Begin Extracted material
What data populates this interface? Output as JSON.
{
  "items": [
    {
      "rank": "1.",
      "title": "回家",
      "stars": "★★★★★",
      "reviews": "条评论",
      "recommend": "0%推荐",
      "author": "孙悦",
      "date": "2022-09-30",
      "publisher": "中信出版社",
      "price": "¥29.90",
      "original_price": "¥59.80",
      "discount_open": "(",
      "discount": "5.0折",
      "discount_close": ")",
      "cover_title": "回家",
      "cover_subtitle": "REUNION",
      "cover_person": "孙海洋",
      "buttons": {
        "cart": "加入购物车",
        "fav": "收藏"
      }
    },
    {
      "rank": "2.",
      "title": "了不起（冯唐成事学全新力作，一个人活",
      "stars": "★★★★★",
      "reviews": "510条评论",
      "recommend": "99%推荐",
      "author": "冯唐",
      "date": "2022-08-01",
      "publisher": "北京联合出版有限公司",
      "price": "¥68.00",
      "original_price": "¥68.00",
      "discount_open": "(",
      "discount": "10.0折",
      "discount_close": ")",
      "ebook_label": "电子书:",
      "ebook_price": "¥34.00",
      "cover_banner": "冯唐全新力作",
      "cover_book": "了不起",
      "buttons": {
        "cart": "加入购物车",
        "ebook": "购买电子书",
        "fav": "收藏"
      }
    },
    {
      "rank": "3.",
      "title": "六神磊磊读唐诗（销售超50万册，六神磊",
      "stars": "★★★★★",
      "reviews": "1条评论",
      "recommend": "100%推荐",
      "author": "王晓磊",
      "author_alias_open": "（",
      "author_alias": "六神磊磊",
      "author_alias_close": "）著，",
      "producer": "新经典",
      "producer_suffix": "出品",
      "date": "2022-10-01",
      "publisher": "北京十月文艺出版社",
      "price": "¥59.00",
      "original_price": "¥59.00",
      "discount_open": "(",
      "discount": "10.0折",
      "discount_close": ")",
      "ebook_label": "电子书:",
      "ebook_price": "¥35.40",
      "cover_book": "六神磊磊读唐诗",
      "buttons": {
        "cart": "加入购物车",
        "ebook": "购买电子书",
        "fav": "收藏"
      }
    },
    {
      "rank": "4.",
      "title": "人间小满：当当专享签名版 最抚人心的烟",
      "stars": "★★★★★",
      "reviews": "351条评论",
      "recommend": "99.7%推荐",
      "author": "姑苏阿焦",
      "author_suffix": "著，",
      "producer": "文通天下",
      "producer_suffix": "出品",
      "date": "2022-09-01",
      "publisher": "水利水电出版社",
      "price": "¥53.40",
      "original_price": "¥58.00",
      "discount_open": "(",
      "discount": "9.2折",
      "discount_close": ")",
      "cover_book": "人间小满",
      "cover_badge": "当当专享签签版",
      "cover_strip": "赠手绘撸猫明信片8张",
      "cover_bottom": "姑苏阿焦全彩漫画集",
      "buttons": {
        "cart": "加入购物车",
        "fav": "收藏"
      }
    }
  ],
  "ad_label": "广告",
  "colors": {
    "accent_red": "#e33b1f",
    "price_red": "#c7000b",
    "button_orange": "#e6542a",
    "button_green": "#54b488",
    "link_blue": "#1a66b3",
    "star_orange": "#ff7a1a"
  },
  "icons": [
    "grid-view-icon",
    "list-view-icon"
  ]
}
End Extracted material
_Task goal_. Take the lines above and print them exactly.

_Correct output_.
What data populates this interface? Output as JSON.
{
  "items": [
    {
      "rank": "1.",
      "title": "回家",
      "stars": "★★★★★",
      "reviews": "条评论",
      "recommend": "0%推荐",
      "author": "孙悦",
      "date": "2022-09-30",
      "publisher": "中信出版社",
      "price": "¥29.90",
      "original_price": "¥59.80",
      "discount_open": "(",
      "discount": "5.0折",
      "discount_close": ")",
      "cover_title": "回家",
      "cover_subtitle": "REUNION",
      "cover_person": "孙海洋",
      "buttons": {
        "cart": "加入购物车",
        "fav": "收藏"
      }
    },
    {
      "rank": "2.",
      "title": "了不起（冯唐成事学全新力作，一个人活",
      "stars": "★★★★★",
      "reviews": "510条评论",
      "recommend": "99%推荐",
      "author": "冯唐",
      "date": "2022-08-01",
      "publisher": "北京联合出版有限公司",
      "price": "¥68.00",
      "original_price": "¥68.00",
      "discount_open": "(",
      "discount": "10.0折",
      "discount_close": ")",
      "ebook_label": "电子书:",
      "ebook_price": "¥34.00",
      "cover_banner": "冯唐全新力作",
      "cover_book": "了不起",
      "buttons": {
        "cart": "加入购物车",
        "ebook": "购买电子书",
        "fav": "收藏"
      }
    },
    {
      "rank": "3.",
      "title": "六神磊磊读唐诗（销售超50万册，六神磊",
      "stars": "★★★★★",
      "reviews": "1条评论",
      "recommend": "100%推荐",
      "author": "王晓磊",
      "author_alias_open": "（",
      "author_alias": "六神磊磊",
      "author_alias_close": "）著，",
      "producer": "新经典",
      "producer_suffix": "出品",
      "date": "2022-10-01",
      "publisher": "北京十月文艺出版社",
      "price": "¥59.00",
      "original_price": "¥59.00",
      "discount_open": "(",
      "discount": "10.0折",
      "discount_close": ")",
      "ebook_label": "电子书:",
      "ebook_price": "¥35.40",
      "cover_book": "六神磊磊读唐诗",
      "buttons": {
        "cart": "加入购物车",
        "ebook": "购买电子书",
        "fav": "收藏"
      }
    },
    {
      "rank": "4.",
      "title": "人间小满：当当专享签名版 最抚人心的烟",
      "stars": "★★★★★",
      "reviews": "351条评论",
      "recommend": "99.7%推荐",
      "author": "姑苏阿焦",
      "author_suffix": "著，",
      "producer": "文通天下",
      "producer_suffix": "出品",
      "date": "2022-09-01",
      "publisher": "水利水电出版社",
      "price": "¥53.40",
      "original_price": "¥58.00",
      "discount_open": "(",
      "discount": "9.2折",
      "discount_close": ")",
      "cover_book": "人间小满",
      "cover_badge": "当当专享签签版",
      "cover_strip": "赠手绘撸猫明信片8张",
      "cover_bottom": "姑苏阿焦全彩漫画集",
      "buttons": {
        "cart": "加入购物车",
        "fav": "收藏"
      }
    }
  ],
  "ad_label": "广告",
  "colors": {
    "accent_red": "#e33b1f",
    "price_red": "#c7000b",
    "button_orange": "#e6542a",
    "button_green": "#54b488",
    "link_blue": "#1a66b3",
    "star_orange": "#ff7a1a"
  },
  "icons": [
    "grid-view-icon",
    "list-view-icon"
  ]
}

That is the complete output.